== STORED RECORDS ==
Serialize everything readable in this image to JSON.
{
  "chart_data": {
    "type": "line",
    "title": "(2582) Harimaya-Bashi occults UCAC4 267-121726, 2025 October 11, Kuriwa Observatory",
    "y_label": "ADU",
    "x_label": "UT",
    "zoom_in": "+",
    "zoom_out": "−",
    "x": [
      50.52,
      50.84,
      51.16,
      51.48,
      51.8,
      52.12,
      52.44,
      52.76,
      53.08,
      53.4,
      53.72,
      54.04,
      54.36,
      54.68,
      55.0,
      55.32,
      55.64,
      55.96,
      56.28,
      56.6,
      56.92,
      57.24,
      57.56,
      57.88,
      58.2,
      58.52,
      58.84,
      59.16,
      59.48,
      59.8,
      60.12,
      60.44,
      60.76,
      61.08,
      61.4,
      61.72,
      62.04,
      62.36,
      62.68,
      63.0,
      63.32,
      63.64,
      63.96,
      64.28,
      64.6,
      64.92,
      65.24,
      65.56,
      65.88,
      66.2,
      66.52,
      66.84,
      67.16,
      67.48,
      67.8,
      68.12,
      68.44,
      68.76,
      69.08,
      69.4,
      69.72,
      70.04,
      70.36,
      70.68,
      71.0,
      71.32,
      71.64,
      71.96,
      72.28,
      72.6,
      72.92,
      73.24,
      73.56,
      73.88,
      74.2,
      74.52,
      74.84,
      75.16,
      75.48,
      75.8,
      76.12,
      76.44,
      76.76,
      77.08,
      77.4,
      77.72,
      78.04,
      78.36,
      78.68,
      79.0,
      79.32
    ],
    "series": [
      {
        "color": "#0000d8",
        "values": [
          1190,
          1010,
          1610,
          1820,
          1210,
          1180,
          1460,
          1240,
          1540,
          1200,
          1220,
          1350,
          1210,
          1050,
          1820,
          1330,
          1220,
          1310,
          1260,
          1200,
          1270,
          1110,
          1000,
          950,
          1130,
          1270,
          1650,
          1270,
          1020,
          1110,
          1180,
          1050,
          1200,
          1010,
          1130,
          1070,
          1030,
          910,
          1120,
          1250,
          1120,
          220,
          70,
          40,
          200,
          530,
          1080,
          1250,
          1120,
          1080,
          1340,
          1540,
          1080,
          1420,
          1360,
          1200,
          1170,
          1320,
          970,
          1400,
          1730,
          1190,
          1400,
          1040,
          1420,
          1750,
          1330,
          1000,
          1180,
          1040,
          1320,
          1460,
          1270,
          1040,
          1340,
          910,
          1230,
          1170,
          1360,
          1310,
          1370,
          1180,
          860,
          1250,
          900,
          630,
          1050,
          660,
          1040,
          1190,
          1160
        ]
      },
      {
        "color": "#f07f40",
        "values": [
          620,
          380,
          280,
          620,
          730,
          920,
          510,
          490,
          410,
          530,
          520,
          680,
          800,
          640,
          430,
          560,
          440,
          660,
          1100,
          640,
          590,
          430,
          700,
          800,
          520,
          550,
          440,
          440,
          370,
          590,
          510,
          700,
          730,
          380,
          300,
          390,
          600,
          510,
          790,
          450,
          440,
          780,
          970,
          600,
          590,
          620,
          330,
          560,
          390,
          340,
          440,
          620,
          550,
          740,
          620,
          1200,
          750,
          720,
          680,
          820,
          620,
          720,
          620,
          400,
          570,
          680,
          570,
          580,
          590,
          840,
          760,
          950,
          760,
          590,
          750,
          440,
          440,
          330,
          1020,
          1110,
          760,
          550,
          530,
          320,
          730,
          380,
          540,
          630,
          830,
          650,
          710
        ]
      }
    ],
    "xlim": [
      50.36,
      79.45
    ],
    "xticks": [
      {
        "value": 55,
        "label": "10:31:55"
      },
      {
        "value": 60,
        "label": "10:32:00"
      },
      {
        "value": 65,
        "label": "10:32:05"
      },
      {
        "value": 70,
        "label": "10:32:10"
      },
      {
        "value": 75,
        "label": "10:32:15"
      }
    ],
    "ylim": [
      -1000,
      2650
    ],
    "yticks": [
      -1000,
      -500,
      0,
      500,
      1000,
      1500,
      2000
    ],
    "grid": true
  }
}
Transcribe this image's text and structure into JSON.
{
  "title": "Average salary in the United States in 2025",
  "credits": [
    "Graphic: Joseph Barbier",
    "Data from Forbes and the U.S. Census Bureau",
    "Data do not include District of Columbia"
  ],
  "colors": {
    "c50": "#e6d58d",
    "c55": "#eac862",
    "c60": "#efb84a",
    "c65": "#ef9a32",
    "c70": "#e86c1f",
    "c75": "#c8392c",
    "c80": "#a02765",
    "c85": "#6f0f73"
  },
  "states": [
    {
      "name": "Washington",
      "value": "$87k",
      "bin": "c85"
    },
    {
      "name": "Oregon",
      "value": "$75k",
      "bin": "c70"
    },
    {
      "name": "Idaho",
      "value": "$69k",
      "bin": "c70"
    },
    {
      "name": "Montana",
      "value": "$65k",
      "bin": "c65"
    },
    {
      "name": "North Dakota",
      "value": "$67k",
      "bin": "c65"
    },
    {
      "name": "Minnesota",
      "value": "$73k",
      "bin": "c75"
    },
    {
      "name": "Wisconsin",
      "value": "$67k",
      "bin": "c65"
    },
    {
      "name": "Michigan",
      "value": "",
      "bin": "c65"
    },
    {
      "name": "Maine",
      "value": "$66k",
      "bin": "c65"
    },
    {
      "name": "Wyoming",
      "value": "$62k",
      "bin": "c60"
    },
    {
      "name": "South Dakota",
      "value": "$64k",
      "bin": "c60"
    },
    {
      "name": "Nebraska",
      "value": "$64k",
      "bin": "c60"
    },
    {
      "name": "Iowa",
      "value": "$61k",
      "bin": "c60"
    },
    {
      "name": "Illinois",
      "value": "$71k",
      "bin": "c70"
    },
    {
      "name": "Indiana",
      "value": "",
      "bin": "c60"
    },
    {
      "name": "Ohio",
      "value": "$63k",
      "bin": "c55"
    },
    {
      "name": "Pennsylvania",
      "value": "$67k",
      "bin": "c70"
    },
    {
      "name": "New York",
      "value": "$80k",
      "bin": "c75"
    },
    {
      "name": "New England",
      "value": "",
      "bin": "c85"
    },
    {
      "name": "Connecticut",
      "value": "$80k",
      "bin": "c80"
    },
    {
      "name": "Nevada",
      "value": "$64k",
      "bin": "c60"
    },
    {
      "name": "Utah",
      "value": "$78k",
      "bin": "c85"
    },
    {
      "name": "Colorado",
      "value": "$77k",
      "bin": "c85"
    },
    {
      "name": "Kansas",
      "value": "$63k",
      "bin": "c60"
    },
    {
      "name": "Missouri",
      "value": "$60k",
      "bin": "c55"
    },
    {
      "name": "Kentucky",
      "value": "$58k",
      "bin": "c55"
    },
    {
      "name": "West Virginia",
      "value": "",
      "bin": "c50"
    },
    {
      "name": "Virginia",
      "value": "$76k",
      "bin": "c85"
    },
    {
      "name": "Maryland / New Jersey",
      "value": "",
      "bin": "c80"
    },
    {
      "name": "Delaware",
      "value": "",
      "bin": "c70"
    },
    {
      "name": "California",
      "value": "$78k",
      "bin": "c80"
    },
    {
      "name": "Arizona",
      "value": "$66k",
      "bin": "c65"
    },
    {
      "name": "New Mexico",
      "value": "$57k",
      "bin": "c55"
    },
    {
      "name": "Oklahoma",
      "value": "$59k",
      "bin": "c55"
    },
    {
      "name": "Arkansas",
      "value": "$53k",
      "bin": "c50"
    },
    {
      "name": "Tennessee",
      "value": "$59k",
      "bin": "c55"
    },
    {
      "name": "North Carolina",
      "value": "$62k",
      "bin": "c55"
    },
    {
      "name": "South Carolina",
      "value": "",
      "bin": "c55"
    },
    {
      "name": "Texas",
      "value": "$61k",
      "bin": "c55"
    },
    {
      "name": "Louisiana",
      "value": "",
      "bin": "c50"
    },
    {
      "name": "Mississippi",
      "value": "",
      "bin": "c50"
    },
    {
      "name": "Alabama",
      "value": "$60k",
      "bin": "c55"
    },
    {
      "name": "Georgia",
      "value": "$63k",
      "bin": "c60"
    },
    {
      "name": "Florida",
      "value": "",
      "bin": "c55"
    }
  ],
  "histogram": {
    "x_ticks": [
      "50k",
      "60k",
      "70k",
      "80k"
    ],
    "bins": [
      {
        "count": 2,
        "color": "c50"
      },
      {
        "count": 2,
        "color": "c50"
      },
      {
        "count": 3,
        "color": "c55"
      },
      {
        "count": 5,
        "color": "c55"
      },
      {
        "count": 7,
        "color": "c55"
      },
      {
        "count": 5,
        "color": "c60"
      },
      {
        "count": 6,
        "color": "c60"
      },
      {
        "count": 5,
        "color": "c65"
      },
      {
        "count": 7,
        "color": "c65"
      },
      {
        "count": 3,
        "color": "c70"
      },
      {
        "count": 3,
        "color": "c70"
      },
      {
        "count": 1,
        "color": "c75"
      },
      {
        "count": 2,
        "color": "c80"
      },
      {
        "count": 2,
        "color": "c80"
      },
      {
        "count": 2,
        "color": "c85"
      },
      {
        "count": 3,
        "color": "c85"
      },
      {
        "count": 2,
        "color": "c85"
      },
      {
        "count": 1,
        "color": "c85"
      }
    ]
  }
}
===
GIVEN INSTRUCTION
Find "Carolina". Copy every line it occurs in.

OUTPUT
      "name": "North Carolina",
      "name": "South Carolina",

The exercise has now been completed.